### What you need to do
In full and without alteration, repeat the material.

### Data entries
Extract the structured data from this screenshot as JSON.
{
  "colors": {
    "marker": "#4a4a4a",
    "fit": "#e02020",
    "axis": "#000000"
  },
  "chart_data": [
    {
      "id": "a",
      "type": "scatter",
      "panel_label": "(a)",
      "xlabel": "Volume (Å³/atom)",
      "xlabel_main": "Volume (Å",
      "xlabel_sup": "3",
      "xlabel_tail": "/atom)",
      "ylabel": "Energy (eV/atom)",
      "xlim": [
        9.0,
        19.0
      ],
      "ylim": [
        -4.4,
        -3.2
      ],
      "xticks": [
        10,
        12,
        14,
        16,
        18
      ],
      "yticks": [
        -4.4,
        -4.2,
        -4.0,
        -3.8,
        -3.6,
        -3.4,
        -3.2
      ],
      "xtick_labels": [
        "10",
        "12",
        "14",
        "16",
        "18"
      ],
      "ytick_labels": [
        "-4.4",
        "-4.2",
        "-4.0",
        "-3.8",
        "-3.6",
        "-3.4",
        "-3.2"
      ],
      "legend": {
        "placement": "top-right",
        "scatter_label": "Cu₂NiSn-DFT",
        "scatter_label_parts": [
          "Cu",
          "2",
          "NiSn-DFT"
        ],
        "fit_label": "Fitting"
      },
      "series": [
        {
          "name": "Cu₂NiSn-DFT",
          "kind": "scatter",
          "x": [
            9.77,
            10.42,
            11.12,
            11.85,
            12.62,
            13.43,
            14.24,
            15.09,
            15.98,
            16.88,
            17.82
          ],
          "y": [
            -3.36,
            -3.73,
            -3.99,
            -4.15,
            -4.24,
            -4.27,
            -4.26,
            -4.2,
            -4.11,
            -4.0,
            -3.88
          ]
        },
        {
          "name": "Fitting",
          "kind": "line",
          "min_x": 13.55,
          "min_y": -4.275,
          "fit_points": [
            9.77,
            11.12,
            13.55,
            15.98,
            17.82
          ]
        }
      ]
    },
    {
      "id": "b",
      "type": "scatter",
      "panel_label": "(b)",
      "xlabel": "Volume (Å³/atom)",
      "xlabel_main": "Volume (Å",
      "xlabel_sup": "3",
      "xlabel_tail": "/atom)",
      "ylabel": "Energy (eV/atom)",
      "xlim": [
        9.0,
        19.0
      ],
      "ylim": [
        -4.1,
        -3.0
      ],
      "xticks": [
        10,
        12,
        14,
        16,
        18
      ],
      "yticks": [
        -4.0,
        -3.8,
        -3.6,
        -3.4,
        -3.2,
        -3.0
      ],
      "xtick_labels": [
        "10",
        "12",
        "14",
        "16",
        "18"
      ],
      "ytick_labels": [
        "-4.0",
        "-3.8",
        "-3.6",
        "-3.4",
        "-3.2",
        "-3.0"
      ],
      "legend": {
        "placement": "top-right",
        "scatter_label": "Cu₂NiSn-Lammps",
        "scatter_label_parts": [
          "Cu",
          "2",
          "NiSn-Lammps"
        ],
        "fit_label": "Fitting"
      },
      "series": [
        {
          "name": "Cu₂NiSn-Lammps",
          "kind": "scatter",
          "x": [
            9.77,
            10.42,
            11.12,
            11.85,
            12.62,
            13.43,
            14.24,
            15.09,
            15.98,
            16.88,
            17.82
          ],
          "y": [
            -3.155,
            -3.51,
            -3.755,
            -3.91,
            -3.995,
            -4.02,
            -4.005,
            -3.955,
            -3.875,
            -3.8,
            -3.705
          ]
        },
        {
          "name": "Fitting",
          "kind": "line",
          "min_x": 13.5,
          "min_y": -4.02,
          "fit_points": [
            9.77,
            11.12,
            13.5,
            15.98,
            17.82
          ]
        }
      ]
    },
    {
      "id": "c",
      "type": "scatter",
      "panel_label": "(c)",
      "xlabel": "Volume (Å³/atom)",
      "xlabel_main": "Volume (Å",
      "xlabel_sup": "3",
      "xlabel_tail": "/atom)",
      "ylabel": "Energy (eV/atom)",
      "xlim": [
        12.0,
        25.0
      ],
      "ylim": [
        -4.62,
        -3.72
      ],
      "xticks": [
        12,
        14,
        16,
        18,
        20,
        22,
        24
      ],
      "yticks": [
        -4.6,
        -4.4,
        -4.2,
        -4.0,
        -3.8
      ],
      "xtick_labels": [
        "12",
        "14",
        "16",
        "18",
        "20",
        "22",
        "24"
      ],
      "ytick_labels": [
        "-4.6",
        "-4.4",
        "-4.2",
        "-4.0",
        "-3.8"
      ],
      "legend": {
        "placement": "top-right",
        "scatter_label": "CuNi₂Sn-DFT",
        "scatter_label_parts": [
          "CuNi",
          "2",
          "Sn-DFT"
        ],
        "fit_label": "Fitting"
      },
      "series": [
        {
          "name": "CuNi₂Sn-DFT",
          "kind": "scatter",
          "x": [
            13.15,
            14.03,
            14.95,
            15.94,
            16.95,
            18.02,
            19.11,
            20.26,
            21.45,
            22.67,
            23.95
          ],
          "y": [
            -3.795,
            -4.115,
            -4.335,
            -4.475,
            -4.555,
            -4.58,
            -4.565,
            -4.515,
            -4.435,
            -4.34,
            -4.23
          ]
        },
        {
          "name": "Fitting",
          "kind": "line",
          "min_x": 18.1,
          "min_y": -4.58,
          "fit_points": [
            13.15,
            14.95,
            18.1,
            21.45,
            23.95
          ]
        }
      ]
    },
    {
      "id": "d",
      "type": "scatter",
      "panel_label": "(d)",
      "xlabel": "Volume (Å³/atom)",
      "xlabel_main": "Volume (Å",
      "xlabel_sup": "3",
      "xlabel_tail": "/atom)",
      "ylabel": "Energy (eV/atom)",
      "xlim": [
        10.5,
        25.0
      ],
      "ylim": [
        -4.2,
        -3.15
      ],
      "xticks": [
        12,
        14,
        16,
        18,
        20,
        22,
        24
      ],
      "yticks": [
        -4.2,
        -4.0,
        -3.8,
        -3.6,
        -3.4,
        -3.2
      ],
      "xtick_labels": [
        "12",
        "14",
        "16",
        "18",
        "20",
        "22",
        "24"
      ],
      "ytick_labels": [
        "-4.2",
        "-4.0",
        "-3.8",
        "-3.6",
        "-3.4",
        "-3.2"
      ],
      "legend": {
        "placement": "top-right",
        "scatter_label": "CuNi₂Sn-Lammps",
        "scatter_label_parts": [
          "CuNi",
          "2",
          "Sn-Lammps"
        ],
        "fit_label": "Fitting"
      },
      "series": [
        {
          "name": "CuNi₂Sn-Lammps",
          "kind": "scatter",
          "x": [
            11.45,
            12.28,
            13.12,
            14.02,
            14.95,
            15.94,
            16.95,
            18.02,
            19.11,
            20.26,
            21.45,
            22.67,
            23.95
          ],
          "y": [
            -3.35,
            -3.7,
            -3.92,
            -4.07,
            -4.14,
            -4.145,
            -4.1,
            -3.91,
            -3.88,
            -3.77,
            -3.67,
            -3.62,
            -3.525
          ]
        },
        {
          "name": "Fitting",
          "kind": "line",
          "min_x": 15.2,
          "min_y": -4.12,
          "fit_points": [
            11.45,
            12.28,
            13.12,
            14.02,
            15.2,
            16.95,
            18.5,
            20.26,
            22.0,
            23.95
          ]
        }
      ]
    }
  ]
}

### Result of this task
Extract the structured data from this screenshot as JSON.
{
  "colors": {
    "marker": "#4a4a4a",
    "fit": "#e02020",
    "axis": "#000000"
  },
  "chart_data": [
    {
      "id": "a",
      "type": "scatter",
      "panel_label": "(a)",
      "xlabel": "Volume (Å³/atom)",
      "xlabel_main": "Volume (Å",
      "xlabel_sup": "3",
      "xlabel_tail": "/atom)",
      "ylabel": "Energy (eV/atom)",
      "xlim": [
        9.0,
        19.0
      ],
      "ylim": [
        -4.4,
        -3.2
      ],
      "xticks": [
        10,
        12,
        14,
        16,
        18
      ],
      "yticks": [
        -4.4,
        -4.2,
        -4.0,
        -3.8,
        -3.6,
        -3.4,
        -3.2
      ],
      "xtick_labels": [
        "10",
        "12",
        "14",
        "16",
        "18"
      ],
      "ytick_labels": [
        "-4.4",
        "-4.2",
        "-4.0",
        "-3.8",
        "-3.6",
        "-3.4",
        "-3.2"
      ],
      "legend": {
        "placement": "top-right",
        "scatter_label": "Cu₂NiSn-DFT",
        "scatter_label_parts": [
          "Cu",
          "2",
          "NiSn-DFT"
        ],
        "fit_label": "Fitting"
      },
      "series": [
        {
          "name": "Cu₂NiSn-DFT",
          "kind": "scatter",
          "x": [
            9.77,
            10.42,
            11.12,
            11.85,
            12.62,
            13.43,
            14.24,
            15.09,
            15.98,
            16.88,
            17.82
          ],
          "y": [
            -3.36,
            -3.73,
            -3.99,
            -4.15,
            -4.24,
            -4.27,
            -4.26,
            -4.2,
            -4.11,
            -4.0,
            -3.88
          ]
        },
        {
          "name": "Fitting",
          "kind": "line",
          "min_x": 13.55,
          "min_y": -4.275,
          "fit_points": [
            9.77,
            11.12,
            13.55,
            15.98,
            17.82
          ]
        }
      ]
    },
    {
      "id": "b",
      "type": "scatter",
      "panel_label": "(b)",
      "xlabel": "Volume (Å³/atom)",
      "xlabel_main": "Volume (Å",
      "xlabel_sup": "3",
      "xlabel_tail": "/atom)",
      "ylabel": "Energy (eV/atom)",
      "xlim": [
        9.0,
        19.0
      ],
      "ylim": [
        -4.1,
        -3.0
      ],
      "xticks": [
        10,
        12,
        14,
        16,
        18
      ],
      "yticks": [
        -4.0,
        -3.8,
        -3.6,
        -3.4,
        -3.2,
        -3.0
      ],
      "xtick_labels": [
        "10",
        "12",
        "14",
        "16",
        "18"
      ],
      "ytick_labels": [
        "-4.0",
        "-3.8",
        "-3.6",
        "-3.4",
        "-3.2",
        "-3.0"
      ],
      "legend": {
        "placement": "top-right",
        "scatter_label": "Cu₂NiSn-Lammps",
        "scatter_label_parts": [
          "Cu",
          "2",
          "NiSn-Lammps"
        ],
        "fit_label": "Fitting"
      },
      "series": [
        {
          "name": "Cu₂NiSn-Lammps",
          "kind": "scatter",
          "x": [
            9.77,
            10.42,
            11.12,
            11.85,
            12.62,
            13.43,
            14.24,
            15.09,
            15.98,
            16.88,
            17.82
          ],
          "y": [
            -3.155,
            -3.51,
            -3.755,
            -3.91,
            -3.995,
            -4.02,
            -4.005,
            -3.955,
            -3.875,
            -3.8,
            -3.705
          ]
        },
        {
          "name": "Fitting",
          "kind": "line",
          "min_x": 13.5,
          "min_y": -4.02,
          "fit_points": [
            9.77,
            11.12,
            13.5,
            15.98,
            17.82
          ]
        }
      ]
    },
    {
      "id": "c",
      "type": "scatter",
      "panel_label": "(c)",
      "xlabel": "Volume (Å³/atom)",
      "xlabel_main": "Volume (Å",
      "xlabel_sup": "3",
      "xlabel_tail": "/atom)",
      "ylabel": "Energy (eV/atom)",
      "xlim": [
        12.0,
        25.0
      ],
      "ylim": [
        -4.62,
        -3.72
      ],
      "xticks": [
        12,
        14,
        16,
        18,
        20,
        22,
        24
      ],
      "yticks": [
        -4.6,
        -4.4,
        -4.2,
        -4.0,
        -3.8
      ],
      "xtick_labels": [
        "12",
        "14",
        "16",
        "18",
        "20",
        "22",
        "24"
      ],
      "ytick_labels": [
        "-4.6",
        "-4.4",
        "-4.2",
        "-4.0",
        "-3.8"
      ],
      "legend": {
        "placement": "top-right",
        "scatter_label": "CuNi₂Sn-DFT",
        "scatter_label_parts": [
          "CuNi",
          "2",
          "Sn-DFT"
        ],
        "fit_label": "Fitting"
      },
      "series": [
        {
          "name": "CuNi₂Sn-DFT",
          "kind": "scatter",
          "x": [
            13.15,
            14.03,
            14.95,
            15.94,
            16.95,
            18.02,
            19.11,
            20.26,
            21.45,
            22.67,
            23.95
          ],
          "y": [
            -3.795,
            -4.115,
            -4.335,
            -4.475,
            -4.555,
            -4.58,
            -4.565,
            -4.515,
            -4.435,
            -4.34,
            -4.23
          ]
        },
        {
          "name": "Fitting",
          "kind": "line",
          "min_x": 18.1,
          "min_y": -4.58,
          "fit_points": [
            13.15,
            14.95,
            18.1,
            21.45,
            23.95
          ]
        }
      ]
    },
    {
      "id": "d",
      "type": "scatter",
      "panel_label": "(d)",
      "xlabel": "Volume (Å³/atom)",
      "xlabel_main": "Volume (Å",
      "xlabel_sup": "3",
      "xlabel_tail": "/atom)",
      "ylabel": "Energy (eV/atom)",
      "xlim": [
        10.5,
        25.0
      ],
      "ylim": [
        -4.2,
        -3.15
      ],
      "xticks": [
        12,
        14,
        16,
        18,
        20,
        22,
        24
      ],
      "yticks": [
        -4.2,
        -4.0,
        -3.8,
        -3.6,
        -3.4,
        -3.2
      ],
      "xtick_labels": [
        "12",
        "14",
        "16",
        "18",
        "20",
        "22",
        "24"
      ],
      "ytick_labels": [
        "-4.2",
        "-4.0",
        "-3.8",
        "-3.6",
        "-3.4",
        "-3.2"
      ],
      "legend": {
        "placement": "top-right",
        "scatter_label": "CuNi₂Sn-Lammps",
        "scatter_label_parts": [
          "CuNi",
          "2",
          "Sn-Lammps"
        ],
        "fit_label": "Fitting"
      },
      "series": [
        {
          "name": "CuNi₂Sn-Lammps",
          "kind": "scatter",
          "x": [
            11.45,
            12.28,
            13.12,
            14.02,
            14.95,
            15.94,
            16.95,
            18.02,
            19.11,
            20.26,
            21.45,
            22.67,
            23.95
          ],
          "y": [
            -3.35,
            -3.7,
            -3.92,
            -4.07,
            -4.14,
            -4.145,
            -4.1,
            -3.91,
            -3.88,
            -3.77,
            -3.67,
            -3.62,
            -3.525
          ]
        },
        {
          "name": "Fitting",
          "kind": "line",
          "min_x": 15.2,
          "min_y": -4.12,
          "fit_points": [
            11.45,
            12.28,
            13.12,
            14.02,
            15.2,
            16.95,
            18.5,
            20.26,
            22.0,
            23.95
          ]
        }
      ]
    }
  ]
}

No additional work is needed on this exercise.